» 提示文:
· · ·

舗装路を走っている限り、タフなピックアップトラックとは思えない快適性を示す(筆者撮影)
舗装路を走っている限り、タフなピックアップトラックとは思えない快適性を示す(筆者撮影)

高速道路ならば2Hで走行し、一般路であれば常時4Hで走行することで安心感が増す。オンロードで4Hとしても、いわゆるオンセンターフィールによる壁がなくて違和感がない。これは、「直進安定性を強調したステアリングの操作感がない」という意味だ。

あまりにもスイスイとワイディング路を走り抜けていくので、「もっとステアリングのギア比をクイックにしてもよいのでは?」というワガママを言いたくなるほどだった。

むろん、オフロード走行を想定すれば、現行のステアリングギア比がベターだが、それぐらいオンロードでの走行フィーリングがよかったのだ。

· · ·

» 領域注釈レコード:
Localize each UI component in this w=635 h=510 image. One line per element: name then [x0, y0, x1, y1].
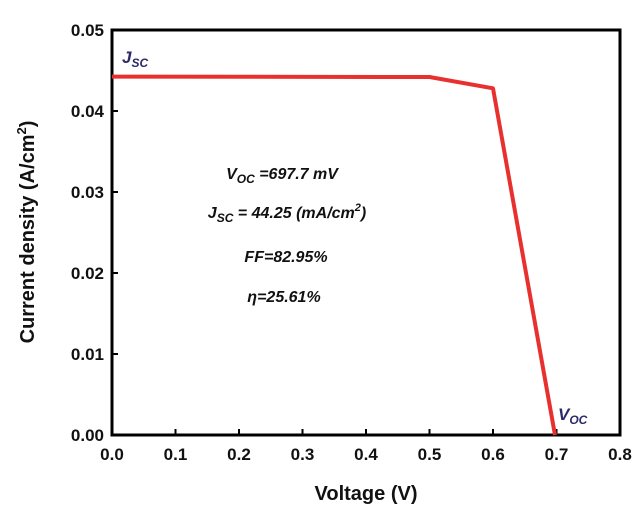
x-tick-label: 0.1: [164, 445, 188, 464]
y-axis-title-main: Current density (A/cm: [17, 134, 39, 343]
jsc-annotation-value: = 44.25 (mA/cm: [233, 205, 354, 222]
x-tick-label: 0.7: [545, 445, 569, 464]
y-tick-label: 0.00: [71, 426, 104, 445]
y-axis-title-superscript: 2: [14, 127, 29, 134]
ff-annotation: FF=82.95%: [244, 249, 327, 266]
jsc-annotation-main: J: [208, 205, 218, 222]
voc-curve-label: VOC: [558, 405, 588, 427]
voc-curve-label-subscript: OC: [569, 413, 587, 427]
x-tick-label: 0.5: [418, 445, 442, 464]
y-tick-label: 0.04: [71, 102, 105, 121]
y-axis-title: Current density (A/cm2): [14, 121, 39, 344]
jsc-curve-label-subscript: SC: [131, 56, 148, 70]
jsc-curve-label: JSC: [122, 48, 148, 70]
x-tick-label: 0.3: [291, 445, 315, 464]
jsc-curve-label-main: J: [122, 48, 132, 67]
jsc-annotation: JSC = 44.25 (mA/cm2): [208, 202, 366, 225]
voc-curve-label-main: V: [558, 405, 571, 424]
x-tick-label: 0.8: [608, 445, 632, 464]
x-tick-label: 0.6: [481, 445, 505, 464]
y-tick-label: 0.01: [71, 345, 104, 364]
jsc-annotation-end: ): [359, 205, 366, 222]
x-tick-label: 0.2: [227, 445, 251, 464]
x-tick-label: 0.4: [354, 445, 378, 464]
x-tick-label: 0.0: [100, 445, 124, 464]
jv-curve-line: [111, 74, 557, 436]
y-axis-ticks: 0.00 0.01 0.02 0.03 0.04 0.05: [71, 21, 118, 445]
voc-annotation-subscript: OC: [237, 172, 255, 186]
x-axis-ticks: 0.0 0.1 0.2 0.3 0.4 0.5 0.6 0.7 0.8: [100, 429, 632, 464]
voc-annotation-value: =697.7 mV: [255, 166, 340, 183]
y-axis-title-end: ): [17, 121, 39, 128]
efficiency-annotation: η=25.61%: [247, 289, 320, 306]
y-tick-label: 0.03: [71, 183, 104, 202]
y-tick-label: 0.05: [71, 21, 104, 40]
x-axis-title: Voltage (V): [315, 483, 418, 505]
jsc-annotation-superscript: 2: [354, 202, 361, 214]
y-tick-label: 0.02: [71, 264, 104, 283]
voc-annotation-main: V: [226, 166, 238, 183]
jsc-annotation-subscript: SC: [217, 211, 234, 225]
series-layer: [111, 74, 557, 436]
voc-annotation: VOC =697.7 mV: [226, 166, 339, 186]
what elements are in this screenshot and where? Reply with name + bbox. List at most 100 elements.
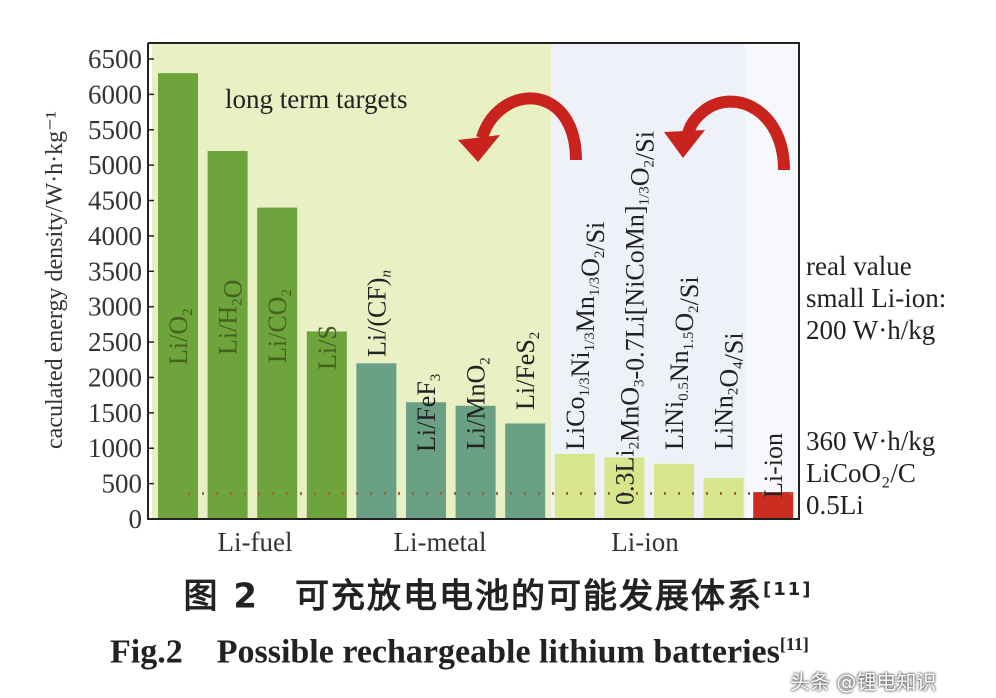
y-tick-label: 6500 <box>88 44 142 74</box>
bar-label: Li/S <box>313 325 342 370</box>
bar-6 <box>455 405 496 519</box>
bar-label: Li/FeF3 <box>412 374 444 452</box>
bar-1 <box>207 151 248 519</box>
bar-label-part: 3 <box>631 379 647 387</box>
y-tick-label: 5500 <box>88 115 142 145</box>
bar-5 <box>406 402 446 519</box>
y-tick-label: 4000 <box>88 221 142 251</box>
bar-label-part: 0.3Li <box>610 449 639 505</box>
bar-label-part: Li/S <box>313 325 342 370</box>
bar-label-part: O <box>715 369 744 388</box>
group-label: Li-metal <box>394 527 487 557</box>
y-tick-label: 6000 <box>88 79 142 109</box>
bar-label-part: LiNi <box>660 401 689 450</box>
caption-fig-label: Fig.2 <box>110 633 183 671</box>
y-tick-label: 1500 <box>88 398 142 428</box>
bar-label-part: Li/(CF) <box>362 278 391 357</box>
bar-12 <box>753 492 794 519</box>
y-tick-label: 3000 <box>88 292 142 322</box>
bar-label-part: Li/MnO <box>462 365 491 450</box>
bar-label-part: 2 <box>626 442 642 450</box>
curved-arrow-right-head <box>664 130 705 158</box>
bar-label-part: 2 <box>478 357 494 365</box>
y-tick-label: 4500 <box>88 186 142 216</box>
bar-label-part: O <box>670 313 699 332</box>
bar-label-part: /Si <box>675 276 704 305</box>
bar-label-part: 2 <box>592 251 608 259</box>
current-value-note: LiCoO₂/C <box>806 458 916 488</box>
group-label: Li-ion <box>611 527 679 557</box>
bar-label-part: Li-ion <box>759 433 788 498</box>
bar-label-part: 2 <box>230 298 246 306</box>
bar-9 <box>604 457 645 519</box>
bar-4 <box>356 363 397 519</box>
bar-label: Li-ion <box>759 433 788 498</box>
caption-chinese: 图 2 可充放电电池的可能发展体系[11] <box>0 570 996 616</box>
y-axis-label: caculated energy density/W·h·kg⁻¹ <box>42 111 68 449</box>
bar-label-part: MnO <box>615 387 644 442</box>
curved-arrow-right <box>682 95 790 171</box>
bar-label: Li/MnO2 <box>462 357 494 450</box>
bar-label-part: 1/3 <box>582 332 598 351</box>
bar-label-part: O <box>625 167 654 186</box>
bar-label-part: 3 <box>428 374 444 382</box>
bar-label-part: Li/CO <box>263 297 292 363</box>
bar-label: LiNn2O4/Si <box>710 332 749 450</box>
bar-label-part: 1/3 <box>587 277 603 296</box>
bar-label-part: 0.5 <box>676 382 692 401</box>
bar-label: LiNi0.5Nn1.5O2/Si <box>660 276 704 450</box>
y-tick-label: 500 <box>102 469 143 499</box>
bar-label-part: 1/3 <box>636 186 652 205</box>
y-tick-label: 1000 <box>88 433 142 463</box>
bar-label-part: Li/FeS <box>511 339 540 410</box>
bar-label-part: O <box>219 280 248 299</box>
bar-label-part: 1/3 <box>577 377 593 396</box>
bar-label-part: 2 <box>180 308 196 316</box>
bar-label-part: LiCo <box>561 397 590 450</box>
bar-0 <box>158 73 198 520</box>
bar-label-part: 1.5 <box>681 332 697 351</box>
caption-english-text: Possible rechargeable lithium batteries <box>216 633 780 671</box>
caption-english-ref: [11] <box>779 634 809 654</box>
bar-label-part: -0.7Li[NiCoMn] <box>620 205 649 379</box>
bar-label: Li/CO2 <box>263 289 295 363</box>
bar-label-part: n <box>378 270 394 278</box>
bar-label-part: Ni <box>566 351 595 377</box>
bar-label-part: /Si <box>581 222 610 251</box>
bar-label-part: Li/O <box>164 316 193 365</box>
real-value-note: real value <box>806 251 912 281</box>
axis-frame <box>147 42 800 520</box>
real-value-note: small Li-ion: <box>806 283 946 313</box>
bar-label-part: O <box>576 258 605 277</box>
bar-label: Li/O2 <box>164 308 196 365</box>
y-tick-label: 2500 <box>88 327 142 357</box>
current-value-note: 360 W·h/kg <box>806 426 935 456</box>
bar-label-part: /Si <box>720 332 749 361</box>
y-tick-label: 0 <box>129 504 143 534</box>
caption-english: Fig.2 Possible rechargeable lithium batt… <box>110 624 809 672</box>
long-term-targets-label: long term targets <box>225 84 407 114</box>
bar-11 <box>703 477 744 519</box>
bar-label-part: Li/H <box>214 306 243 355</box>
caption-chinese-text: 图 2 可充放电电池的可能发展体系 <box>183 576 763 617</box>
bar-chart: 0 500 1000 1500 2000 2500 3000 3500 4000 4500 5000… <box>42 42 946 557</box>
watermark: 头条 @锂电知识 <box>790 670 937 694</box>
bar-label-part: Nn <box>665 350 694 382</box>
caption-chinese-ref: [11] <box>762 579 813 600</box>
bar-2 <box>257 207 298 519</box>
bar-label-part: /Si <box>630 131 659 160</box>
bar-label-part: 2 <box>686 305 702 313</box>
y-tick-label: 2000 <box>88 362 142 392</box>
curved-arrow-left-head <box>458 135 500 162</box>
bar-10 <box>654 463 694 519</box>
y-tick-label: 3500 <box>88 256 142 286</box>
bar-label: LiCo1/3Ni1/3Mn1/3O2/Si <box>561 222 610 450</box>
bar-label-part: Mn <box>571 296 600 332</box>
bar-label-part: 2 <box>641 160 657 168</box>
real-value-note: 200 W·h/kg <box>806 315 935 345</box>
bar-label: Li/FeS2 <box>511 332 543 410</box>
bar-8 <box>554 453 595 519</box>
y-tick-label: 5000 <box>88 150 142 180</box>
curved-arrow-left <box>476 92 582 161</box>
bar-3 <box>306 331 347 519</box>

· · ·

» 演習課題 1:
提示文について、次の問いに答えてください。
(a) 高速道路ではどのモードで走行するとされていますか。
(b) 一般路ではどのモードで走行するとされていますか。
(c) オフロード走行を想定した場合にベターだとされているのは、どのステアリングギア比ですか。
» 演習課題 2:
提示文のうち、「高速道路ならば2Hで走行し、」から始まり「フィーリングがよかったのだ。」で終わる部分を一字一句変えずに返してください。

» 正解 1:
(a) 2H
(b) 常時4H
(c) 現行のステアリングギア比

» 正解 2:
高速道路ならば2Hで走行し、一般路であれば常時4Hで走行することで安心感が増す。オンロードで4Hとしても、いわゆるオンセンターフィールによる壁がなくて違和感がない。これは、「直進安定性を強調したステアリングの操作感がない」という意味だ。

あまりにもスイスイとワイディング路を走り抜けていくので、「もっとステアリングのギア比をクイックにしてもよいのでは?」というワガママを言いたくなるほどだった。

むろん、オフロード走行を想定すれば、現行のステアリングギア比がベターだが、それぐらいオンロードでの走行フィーリングがよかったのだ。